• [Work to complete]:
Below are the records. List every line holding the word "selected".

━━━━━ Material ━━━━━

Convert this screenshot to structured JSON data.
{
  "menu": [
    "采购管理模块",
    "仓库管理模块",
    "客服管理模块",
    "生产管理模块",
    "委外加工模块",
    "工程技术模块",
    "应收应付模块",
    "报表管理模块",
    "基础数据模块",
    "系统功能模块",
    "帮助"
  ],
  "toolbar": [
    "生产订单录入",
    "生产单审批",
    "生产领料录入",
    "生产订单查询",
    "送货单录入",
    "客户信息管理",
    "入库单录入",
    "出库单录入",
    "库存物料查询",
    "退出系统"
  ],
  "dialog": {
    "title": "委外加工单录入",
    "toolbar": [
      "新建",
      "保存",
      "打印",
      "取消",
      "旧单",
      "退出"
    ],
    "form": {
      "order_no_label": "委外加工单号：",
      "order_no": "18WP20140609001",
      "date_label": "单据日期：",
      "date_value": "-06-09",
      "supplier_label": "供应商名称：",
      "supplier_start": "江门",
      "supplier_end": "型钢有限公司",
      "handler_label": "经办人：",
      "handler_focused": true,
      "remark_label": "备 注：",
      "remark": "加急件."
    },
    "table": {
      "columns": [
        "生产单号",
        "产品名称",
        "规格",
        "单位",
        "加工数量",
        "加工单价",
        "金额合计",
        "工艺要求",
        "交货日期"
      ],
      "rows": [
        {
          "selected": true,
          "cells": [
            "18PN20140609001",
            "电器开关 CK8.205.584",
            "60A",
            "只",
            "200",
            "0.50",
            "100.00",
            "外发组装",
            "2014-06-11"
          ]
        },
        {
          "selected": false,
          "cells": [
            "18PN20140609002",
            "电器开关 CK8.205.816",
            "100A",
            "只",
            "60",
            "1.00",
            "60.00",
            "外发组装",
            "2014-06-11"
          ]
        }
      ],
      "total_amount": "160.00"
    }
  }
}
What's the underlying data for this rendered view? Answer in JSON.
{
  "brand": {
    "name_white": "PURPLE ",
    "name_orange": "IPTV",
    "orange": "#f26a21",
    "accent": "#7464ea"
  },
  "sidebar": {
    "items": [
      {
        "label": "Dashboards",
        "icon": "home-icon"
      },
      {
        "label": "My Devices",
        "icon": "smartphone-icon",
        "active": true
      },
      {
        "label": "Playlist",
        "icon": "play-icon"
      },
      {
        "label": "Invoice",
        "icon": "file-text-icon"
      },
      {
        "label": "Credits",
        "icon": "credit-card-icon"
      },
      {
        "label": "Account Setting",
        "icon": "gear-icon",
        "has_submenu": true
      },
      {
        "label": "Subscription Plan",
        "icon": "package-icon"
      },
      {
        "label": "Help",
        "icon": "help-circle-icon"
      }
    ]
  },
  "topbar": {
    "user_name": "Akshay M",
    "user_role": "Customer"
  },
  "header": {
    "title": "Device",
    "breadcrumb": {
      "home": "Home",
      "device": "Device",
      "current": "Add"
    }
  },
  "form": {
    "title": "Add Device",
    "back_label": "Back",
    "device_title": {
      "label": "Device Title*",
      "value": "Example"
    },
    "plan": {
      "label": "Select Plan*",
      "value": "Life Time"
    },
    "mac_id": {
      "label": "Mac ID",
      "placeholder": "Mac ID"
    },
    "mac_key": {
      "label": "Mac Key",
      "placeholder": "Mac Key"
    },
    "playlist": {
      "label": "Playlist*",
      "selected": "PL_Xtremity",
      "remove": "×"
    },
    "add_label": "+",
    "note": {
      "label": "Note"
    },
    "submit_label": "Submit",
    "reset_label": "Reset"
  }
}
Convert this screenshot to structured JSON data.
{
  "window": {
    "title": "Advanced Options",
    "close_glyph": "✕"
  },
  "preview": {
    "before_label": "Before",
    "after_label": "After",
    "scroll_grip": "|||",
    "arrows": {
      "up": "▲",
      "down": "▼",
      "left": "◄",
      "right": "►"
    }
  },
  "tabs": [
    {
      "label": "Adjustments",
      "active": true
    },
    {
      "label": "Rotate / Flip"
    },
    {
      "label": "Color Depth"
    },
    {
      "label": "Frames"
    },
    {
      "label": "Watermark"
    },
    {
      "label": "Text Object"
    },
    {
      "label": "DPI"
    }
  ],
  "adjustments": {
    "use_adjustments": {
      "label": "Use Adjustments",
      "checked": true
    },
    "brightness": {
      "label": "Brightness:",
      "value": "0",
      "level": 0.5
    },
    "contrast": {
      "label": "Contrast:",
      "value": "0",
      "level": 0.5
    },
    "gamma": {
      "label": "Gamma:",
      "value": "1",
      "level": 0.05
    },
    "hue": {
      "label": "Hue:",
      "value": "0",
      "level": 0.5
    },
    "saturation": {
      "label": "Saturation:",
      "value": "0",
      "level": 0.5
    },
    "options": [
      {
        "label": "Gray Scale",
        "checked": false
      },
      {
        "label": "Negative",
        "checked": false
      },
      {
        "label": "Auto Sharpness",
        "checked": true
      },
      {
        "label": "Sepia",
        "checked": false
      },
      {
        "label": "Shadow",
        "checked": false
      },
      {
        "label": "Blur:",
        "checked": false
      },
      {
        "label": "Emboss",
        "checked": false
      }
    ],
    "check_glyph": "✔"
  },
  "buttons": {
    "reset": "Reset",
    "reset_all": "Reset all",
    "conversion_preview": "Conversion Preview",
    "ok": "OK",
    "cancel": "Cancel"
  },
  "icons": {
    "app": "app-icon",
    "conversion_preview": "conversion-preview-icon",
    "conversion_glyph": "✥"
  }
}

━━━━━

• [Correct answer]:
          "selected": true,
          "selected": false,
      "selected": "PL_Xtremity",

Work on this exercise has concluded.